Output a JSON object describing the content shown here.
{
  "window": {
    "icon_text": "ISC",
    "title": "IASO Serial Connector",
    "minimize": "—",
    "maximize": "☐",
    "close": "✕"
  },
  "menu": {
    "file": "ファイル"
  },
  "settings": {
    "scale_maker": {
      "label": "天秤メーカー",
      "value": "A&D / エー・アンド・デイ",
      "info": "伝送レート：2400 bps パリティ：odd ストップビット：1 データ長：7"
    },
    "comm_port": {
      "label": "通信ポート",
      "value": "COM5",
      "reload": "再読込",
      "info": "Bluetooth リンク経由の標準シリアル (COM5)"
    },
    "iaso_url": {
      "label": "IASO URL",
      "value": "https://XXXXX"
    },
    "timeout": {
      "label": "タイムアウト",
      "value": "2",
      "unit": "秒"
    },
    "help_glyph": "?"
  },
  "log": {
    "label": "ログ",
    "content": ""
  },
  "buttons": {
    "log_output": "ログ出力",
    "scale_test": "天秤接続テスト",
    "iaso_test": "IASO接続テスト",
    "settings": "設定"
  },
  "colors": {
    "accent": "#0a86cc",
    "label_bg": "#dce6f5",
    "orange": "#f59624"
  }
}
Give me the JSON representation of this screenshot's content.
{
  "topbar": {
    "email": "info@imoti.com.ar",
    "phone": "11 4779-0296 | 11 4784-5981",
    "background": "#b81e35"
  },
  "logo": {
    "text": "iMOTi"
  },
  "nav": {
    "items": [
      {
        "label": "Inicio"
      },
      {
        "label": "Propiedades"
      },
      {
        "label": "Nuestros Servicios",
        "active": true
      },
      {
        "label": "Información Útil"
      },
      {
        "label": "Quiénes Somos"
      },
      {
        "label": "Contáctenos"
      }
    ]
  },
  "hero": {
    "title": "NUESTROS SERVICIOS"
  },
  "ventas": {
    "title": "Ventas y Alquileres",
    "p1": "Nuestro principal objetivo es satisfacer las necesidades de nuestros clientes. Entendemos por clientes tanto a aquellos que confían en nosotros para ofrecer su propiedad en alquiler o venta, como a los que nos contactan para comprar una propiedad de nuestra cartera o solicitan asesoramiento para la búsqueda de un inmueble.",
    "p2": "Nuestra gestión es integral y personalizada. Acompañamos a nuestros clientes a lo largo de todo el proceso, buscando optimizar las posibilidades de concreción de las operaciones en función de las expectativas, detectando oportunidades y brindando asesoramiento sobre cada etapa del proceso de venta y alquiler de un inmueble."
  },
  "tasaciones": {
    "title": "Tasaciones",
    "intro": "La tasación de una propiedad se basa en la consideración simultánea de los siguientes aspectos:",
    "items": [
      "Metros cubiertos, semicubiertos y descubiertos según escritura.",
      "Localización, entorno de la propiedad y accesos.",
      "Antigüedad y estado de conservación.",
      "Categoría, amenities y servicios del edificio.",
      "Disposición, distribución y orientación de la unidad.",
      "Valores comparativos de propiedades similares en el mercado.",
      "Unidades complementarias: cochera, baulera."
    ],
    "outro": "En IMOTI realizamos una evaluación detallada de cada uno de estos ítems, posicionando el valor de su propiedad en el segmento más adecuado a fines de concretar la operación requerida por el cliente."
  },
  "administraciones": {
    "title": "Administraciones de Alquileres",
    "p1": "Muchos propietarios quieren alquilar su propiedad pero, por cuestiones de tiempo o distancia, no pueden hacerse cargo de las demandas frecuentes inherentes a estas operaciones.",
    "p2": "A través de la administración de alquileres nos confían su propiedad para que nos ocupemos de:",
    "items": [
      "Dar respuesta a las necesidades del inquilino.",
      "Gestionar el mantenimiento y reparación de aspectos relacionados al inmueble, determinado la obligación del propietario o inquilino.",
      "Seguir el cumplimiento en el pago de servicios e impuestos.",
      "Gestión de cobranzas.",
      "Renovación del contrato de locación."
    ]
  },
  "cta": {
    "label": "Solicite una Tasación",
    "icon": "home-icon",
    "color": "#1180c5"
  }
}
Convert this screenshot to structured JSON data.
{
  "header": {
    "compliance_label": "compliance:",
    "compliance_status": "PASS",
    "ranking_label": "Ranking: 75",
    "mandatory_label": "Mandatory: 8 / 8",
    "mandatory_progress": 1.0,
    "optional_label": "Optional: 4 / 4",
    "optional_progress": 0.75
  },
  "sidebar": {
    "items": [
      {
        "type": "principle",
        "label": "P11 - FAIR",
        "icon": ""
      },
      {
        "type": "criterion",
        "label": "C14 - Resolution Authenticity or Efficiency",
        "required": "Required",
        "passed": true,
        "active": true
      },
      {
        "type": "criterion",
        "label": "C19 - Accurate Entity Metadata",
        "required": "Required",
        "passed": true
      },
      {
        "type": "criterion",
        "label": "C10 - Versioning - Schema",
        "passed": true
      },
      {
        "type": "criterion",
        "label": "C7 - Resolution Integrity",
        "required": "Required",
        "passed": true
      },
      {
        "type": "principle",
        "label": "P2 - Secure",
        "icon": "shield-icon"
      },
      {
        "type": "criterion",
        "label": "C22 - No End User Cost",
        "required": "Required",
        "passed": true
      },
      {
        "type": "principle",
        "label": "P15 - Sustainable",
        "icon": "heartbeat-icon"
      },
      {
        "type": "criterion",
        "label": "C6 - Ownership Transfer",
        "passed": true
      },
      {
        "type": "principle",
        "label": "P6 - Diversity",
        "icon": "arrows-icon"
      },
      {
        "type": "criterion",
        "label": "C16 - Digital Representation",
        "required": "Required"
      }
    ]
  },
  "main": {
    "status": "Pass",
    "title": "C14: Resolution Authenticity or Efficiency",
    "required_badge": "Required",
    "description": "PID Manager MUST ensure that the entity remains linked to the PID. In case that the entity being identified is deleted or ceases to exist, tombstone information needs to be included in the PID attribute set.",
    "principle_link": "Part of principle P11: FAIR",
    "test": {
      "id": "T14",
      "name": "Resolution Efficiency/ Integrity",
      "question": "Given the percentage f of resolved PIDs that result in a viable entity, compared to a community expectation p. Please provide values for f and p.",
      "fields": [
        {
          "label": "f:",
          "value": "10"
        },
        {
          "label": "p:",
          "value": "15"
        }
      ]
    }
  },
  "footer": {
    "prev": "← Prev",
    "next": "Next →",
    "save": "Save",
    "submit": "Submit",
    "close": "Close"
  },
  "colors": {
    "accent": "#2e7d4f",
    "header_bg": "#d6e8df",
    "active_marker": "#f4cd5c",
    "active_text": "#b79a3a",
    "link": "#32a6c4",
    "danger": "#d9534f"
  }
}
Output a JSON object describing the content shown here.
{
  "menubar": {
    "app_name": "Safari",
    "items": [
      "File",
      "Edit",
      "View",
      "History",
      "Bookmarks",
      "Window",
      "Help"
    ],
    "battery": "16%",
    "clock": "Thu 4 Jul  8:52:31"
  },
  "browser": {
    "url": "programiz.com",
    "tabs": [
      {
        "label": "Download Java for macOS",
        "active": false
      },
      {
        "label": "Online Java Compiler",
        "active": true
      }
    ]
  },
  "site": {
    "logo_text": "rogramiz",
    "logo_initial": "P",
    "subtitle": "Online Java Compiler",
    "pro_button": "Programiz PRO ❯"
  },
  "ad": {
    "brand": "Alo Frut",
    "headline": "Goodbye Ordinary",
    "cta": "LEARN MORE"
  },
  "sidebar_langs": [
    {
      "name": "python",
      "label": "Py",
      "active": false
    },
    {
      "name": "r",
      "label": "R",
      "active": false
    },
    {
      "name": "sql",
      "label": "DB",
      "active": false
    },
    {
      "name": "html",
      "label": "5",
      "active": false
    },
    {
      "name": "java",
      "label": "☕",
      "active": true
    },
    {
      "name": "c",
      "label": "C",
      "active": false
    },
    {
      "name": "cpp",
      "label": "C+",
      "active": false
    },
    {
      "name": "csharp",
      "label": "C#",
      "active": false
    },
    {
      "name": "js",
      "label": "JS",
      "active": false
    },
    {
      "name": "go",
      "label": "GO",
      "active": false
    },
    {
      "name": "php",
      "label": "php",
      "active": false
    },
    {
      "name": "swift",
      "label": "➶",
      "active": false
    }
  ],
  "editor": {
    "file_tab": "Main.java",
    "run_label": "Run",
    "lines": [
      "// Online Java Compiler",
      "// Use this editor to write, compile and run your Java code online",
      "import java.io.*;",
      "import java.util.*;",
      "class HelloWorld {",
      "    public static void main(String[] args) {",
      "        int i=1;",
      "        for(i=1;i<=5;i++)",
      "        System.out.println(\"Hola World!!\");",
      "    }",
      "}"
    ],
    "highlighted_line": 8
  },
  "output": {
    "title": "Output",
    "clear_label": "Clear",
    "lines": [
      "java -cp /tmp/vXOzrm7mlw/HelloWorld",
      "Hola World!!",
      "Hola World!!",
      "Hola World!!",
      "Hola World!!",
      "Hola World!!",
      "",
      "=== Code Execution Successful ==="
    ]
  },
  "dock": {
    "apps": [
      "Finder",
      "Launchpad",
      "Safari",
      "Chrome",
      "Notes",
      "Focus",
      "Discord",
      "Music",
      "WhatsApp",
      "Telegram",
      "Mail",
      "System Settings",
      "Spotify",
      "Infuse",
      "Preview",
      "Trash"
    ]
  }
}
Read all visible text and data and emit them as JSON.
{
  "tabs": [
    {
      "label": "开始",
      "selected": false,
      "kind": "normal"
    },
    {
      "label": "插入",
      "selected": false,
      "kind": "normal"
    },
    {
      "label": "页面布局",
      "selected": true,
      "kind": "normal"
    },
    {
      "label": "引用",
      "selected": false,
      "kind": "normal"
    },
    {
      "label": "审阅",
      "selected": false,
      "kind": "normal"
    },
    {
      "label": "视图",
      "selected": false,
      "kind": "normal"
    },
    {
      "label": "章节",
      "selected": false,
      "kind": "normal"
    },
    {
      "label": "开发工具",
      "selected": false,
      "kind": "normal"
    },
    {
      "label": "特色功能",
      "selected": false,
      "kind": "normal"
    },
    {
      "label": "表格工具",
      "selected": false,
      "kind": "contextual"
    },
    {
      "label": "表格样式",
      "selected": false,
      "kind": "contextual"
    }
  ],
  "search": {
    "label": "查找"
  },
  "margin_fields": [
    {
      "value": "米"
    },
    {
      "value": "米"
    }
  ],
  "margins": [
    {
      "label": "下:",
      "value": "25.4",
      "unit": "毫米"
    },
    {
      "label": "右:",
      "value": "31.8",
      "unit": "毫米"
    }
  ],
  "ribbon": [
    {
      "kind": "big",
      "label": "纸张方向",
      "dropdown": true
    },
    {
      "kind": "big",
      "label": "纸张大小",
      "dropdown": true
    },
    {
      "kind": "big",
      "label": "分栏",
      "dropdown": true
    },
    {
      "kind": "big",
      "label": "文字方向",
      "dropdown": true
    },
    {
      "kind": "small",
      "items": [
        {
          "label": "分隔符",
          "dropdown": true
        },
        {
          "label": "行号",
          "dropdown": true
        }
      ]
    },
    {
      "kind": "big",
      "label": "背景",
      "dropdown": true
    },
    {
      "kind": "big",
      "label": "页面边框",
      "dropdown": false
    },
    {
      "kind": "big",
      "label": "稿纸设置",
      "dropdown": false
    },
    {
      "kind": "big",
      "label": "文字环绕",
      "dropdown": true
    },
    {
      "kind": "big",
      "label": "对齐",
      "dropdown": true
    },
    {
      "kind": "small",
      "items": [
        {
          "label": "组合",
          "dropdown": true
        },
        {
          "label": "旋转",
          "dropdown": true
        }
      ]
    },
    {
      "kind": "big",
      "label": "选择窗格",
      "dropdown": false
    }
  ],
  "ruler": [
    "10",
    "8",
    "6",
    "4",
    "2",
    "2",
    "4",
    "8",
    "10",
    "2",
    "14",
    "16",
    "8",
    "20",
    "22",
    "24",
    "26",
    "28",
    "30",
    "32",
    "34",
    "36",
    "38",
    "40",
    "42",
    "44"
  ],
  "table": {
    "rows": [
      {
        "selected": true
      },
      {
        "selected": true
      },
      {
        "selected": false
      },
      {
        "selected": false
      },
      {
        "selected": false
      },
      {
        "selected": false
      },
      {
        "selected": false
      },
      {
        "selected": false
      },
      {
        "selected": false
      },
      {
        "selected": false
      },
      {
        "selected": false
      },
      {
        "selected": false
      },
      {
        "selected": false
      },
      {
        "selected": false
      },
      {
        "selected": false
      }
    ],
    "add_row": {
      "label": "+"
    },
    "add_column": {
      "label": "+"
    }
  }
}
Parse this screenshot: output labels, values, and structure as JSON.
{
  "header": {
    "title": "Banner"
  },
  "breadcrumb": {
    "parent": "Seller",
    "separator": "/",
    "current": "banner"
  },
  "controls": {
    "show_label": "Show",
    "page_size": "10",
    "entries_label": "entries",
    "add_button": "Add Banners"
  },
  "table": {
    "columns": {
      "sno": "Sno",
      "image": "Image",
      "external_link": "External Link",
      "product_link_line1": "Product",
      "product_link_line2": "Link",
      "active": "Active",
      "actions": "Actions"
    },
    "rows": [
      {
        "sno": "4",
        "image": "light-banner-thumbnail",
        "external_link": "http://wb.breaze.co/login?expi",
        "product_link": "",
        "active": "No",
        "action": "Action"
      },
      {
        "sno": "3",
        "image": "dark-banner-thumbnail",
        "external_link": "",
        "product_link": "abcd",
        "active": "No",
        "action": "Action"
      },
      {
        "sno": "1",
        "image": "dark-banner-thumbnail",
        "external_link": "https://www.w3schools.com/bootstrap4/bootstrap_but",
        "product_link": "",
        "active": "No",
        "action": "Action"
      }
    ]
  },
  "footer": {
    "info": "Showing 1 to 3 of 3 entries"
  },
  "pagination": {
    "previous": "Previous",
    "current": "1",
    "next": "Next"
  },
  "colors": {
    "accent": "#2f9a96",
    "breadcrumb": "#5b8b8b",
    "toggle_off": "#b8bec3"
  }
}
▬▬▬
■ Task description
State how many lines above include the word "operaciones", and nothing more.

■ Written solution
2